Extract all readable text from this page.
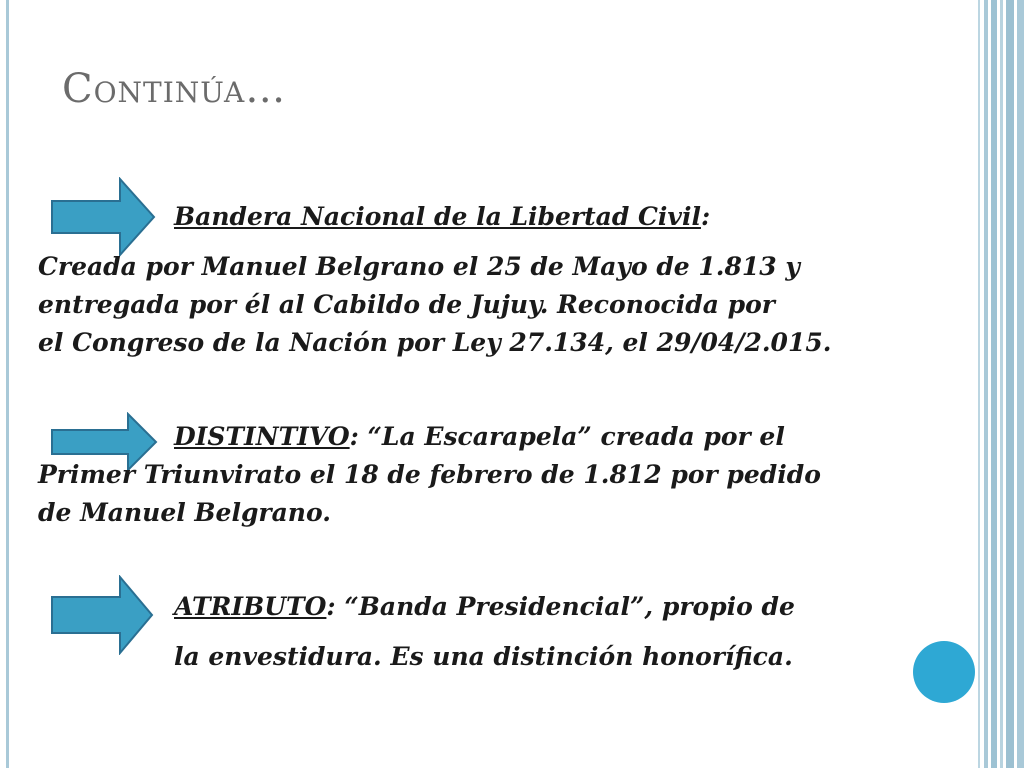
Continúa…
Bandera Nacional de la Libertad Civil:
Creada por Manuel Belgrano el 25 de Mayo de 1.813 y
entregada por él al Cabildo de Jujuy. Reconocida por
el Congreso de la Nación por Ley 27.134, el 29/04/2.015.
DISTINTIVO: “La Escarapela” creada por el
Primer Triunvirato el 18 de febrero de 1.812 por pedido
de Manuel Belgrano.
ATRIBUTO: “Banda Presidencial”, propio de
la envestidura. Es una distinción honorífica.
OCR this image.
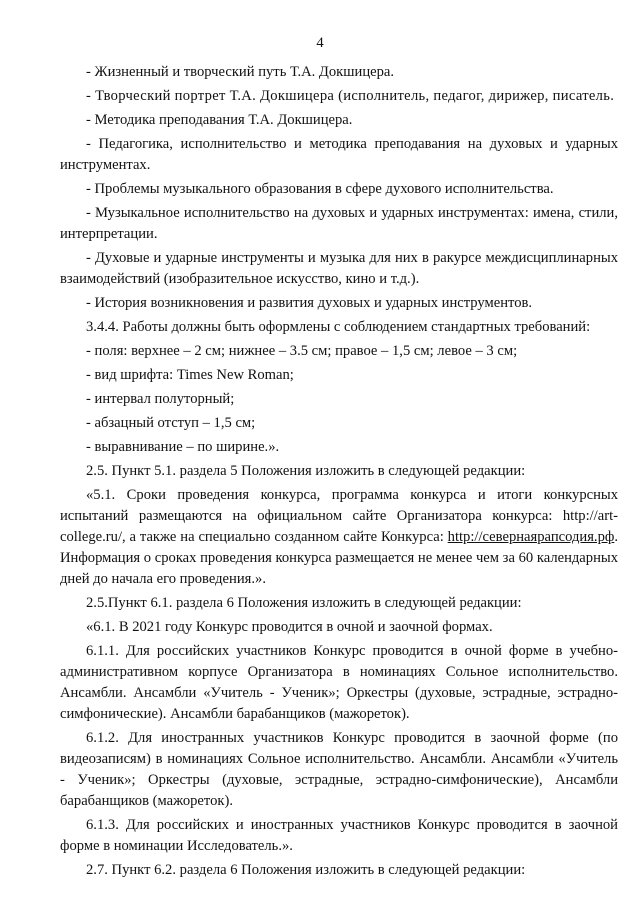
4

- Жизненный и творческий путь Т.А. Докшицера.

- Творческий портрет Т.А. Докшицера (исполнитель, педагог, дирижер, писатель.

- Методика преподавания Т.А. Докшицера.

- Педагогика, исполнительство и методика преподавания на духовых и ударных инструментах.

- Проблемы музыкального образования в сфере духового исполнительства.

- Музыкальное исполнительство на духовых и ударных инструментах: имена, стили, интерпретации.

- Духовые и ударные инструменты и музыка для них в ракурсе междисциплинарных взаимодействий (изобразительное искусство, кино и т.д.).

- История возникновения и развития духовых и ударных инструментов.

3.4.4. Работы должны быть оформлены с соблюдением стандартных требований:

- поля: верхнее – 2 см; нижнее – 3.5 см; правое – 1,5 см; левое – 3 см;

- вид шрифта: Times New Roman;

- интервал полуторный;

- абзацный отступ – 1,5 см;

- выравнивание – по ширине.».

2.5. Пункт 5.1. раздела 5 Положения изложить в следующей редакции:

«5.1. Сроки проведения конкурса, программа конкурса и итоги конкурсных испытаний размещаются на официальном сайте Организатора конкурса: http://art-college.ru/, а также на специально созданном сайте Конкурса: http://севернаярапсодия.рф. Информация о сроках проведения конкурса размещается не менее чем за 60 календарных дней до начала его проведения.».

2.5.Пункт 6.1. раздела 6 Положения изложить в следующей редакции:

«6.1. В 2021 году Конкурс проводится в очной и заочной формах.

6.1.1. Для российских участников Конкурс проводится в очной форме в учебно-административном корпусе Организатора в номинациях Сольное исполнительство. Ансамбли. Ансамбли «Учитель - Ученик»; Оркестры (духовые, эстрадные, эстрадно-симфонические). Ансамбли барабанщиков (мажореток).

6.1.2. Для иностранных участников Конкурс проводится в заочной форме (по видеозаписям) в номинациях Сольное исполнительство. Ансамбли. Ансамбли «Учитель - Ученик»; Оркестры (духовые, эстрадные, эстрадно-симфонические), Ансамбли барабанщиков (мажореток).

6.1.3. Для российских и иностранных участников Конкурс проводится в заочной форме в номинации Исследователь.».

2.7. Пункт 6.2. раздела 6 Положения изложить в следующей редакции:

Task brief -> Give back the whole listing as it stands, minus its pictures.

Full response ->
Extract all readable text from this page.
Continúa…
Bandera Nacional de la Libertad Civil:
Creada por Manuel Belgrano el 25 de Mayo de 1.813 y
entregada por él al Cabildo de Jujuy. Reconocida por
el Congreso de la Nación por Ley 27.134, el 29/04/2.015.
DISTINTIVO: “La Escarapela” creada por el
Primer Triunvirato el 18 de febrero de 1.812 por pedido
de Manuel Belgrano.
ATRIBUTO: “Banda Presidencial”, propio de
la envestidura. Es una distinción honorífica.
OCR this image.
4

- Жизненный и творческий путь Т.А. Докшицера.

- Творческий портрет Т.А. Докшицера (исполнитель, педагог, дирижер, писатель.

- Методика преподавания Т.А. Докшицера.

- Педагогика, исполнительство и методика преподавания на духовых и ударных инструментах.

- Проблемы музыкального образования в сфере духового исполнительства.

- Музыкальное исполнительство на духовых и ударных инструментах: имена, стили, интерпретации.

- Духовые и ударные инструменты и музыка для них в ракурсе междисциплинарных взаимодействий (изобразительное искусство, кино и т.д.).

- История возникновения и развития духовых и ударных инструментов.

3.4.4. Работы должны быть оформлены с соблюдением стандартных требований:

- поля: верхнее – 2 см; нижнее – 3.5 см; правое – 1,5 см; левое – 3 см;

- вид шрифта: Times New Roman;

- интервал полуторный;

- абзацный отступ – 1,5 см;

- выравнивание – по ширине.».

2.5. Пункт 5.1. раздела 5 Положения изложить в следующей редакции:

«5.1. Сроки проведения конкурса, программа конкурса и итоги конкурсных испытаний размещаются на официальном сайте Организатора конкурса: http://art-college.ru/, а также на специально созданном сайте Конкурса: http://севернаярапсодия.рф. Информация о сроках проведения конкурса размещается не менее чем за 60 календарных дней до начала его проведения.».

2.5.Пункт 6.1. раздела 6 Положения изложить в следующей редакции:

«6.1. В 2021 году Конкурс проводится в очной и заочной формах.

6.1.1. Для российских участников Конкурс проводится в очной форме в учебно-административном корпусе Организатора в номинациях Сольное исполнительство. Ансамбли. Ансамбли «Учитель - Ученик»; Оркестры (духовые, эстрадные, эстрадно-симфонические). Ансамбли барабанщиков (мажореток).

6.1.2. Для иностранных участников Конкурс проводится в заочной форме (по видеозаписям) в номинациях Сольное исполнительство. Ансамбли. Ансамбли «Учитель - Ученик»; Оркестры (духовые, эстрадные, эстрадно-симфонические), Ансамбли барабанщиков (мажореток).

6.1.3. Для российских и иностранных участников Конкурс проводится в заочной форме в номинации Исследователь.».

2.7. Пункт 6.2. раздела 6 Положения изложить в следующей редакции:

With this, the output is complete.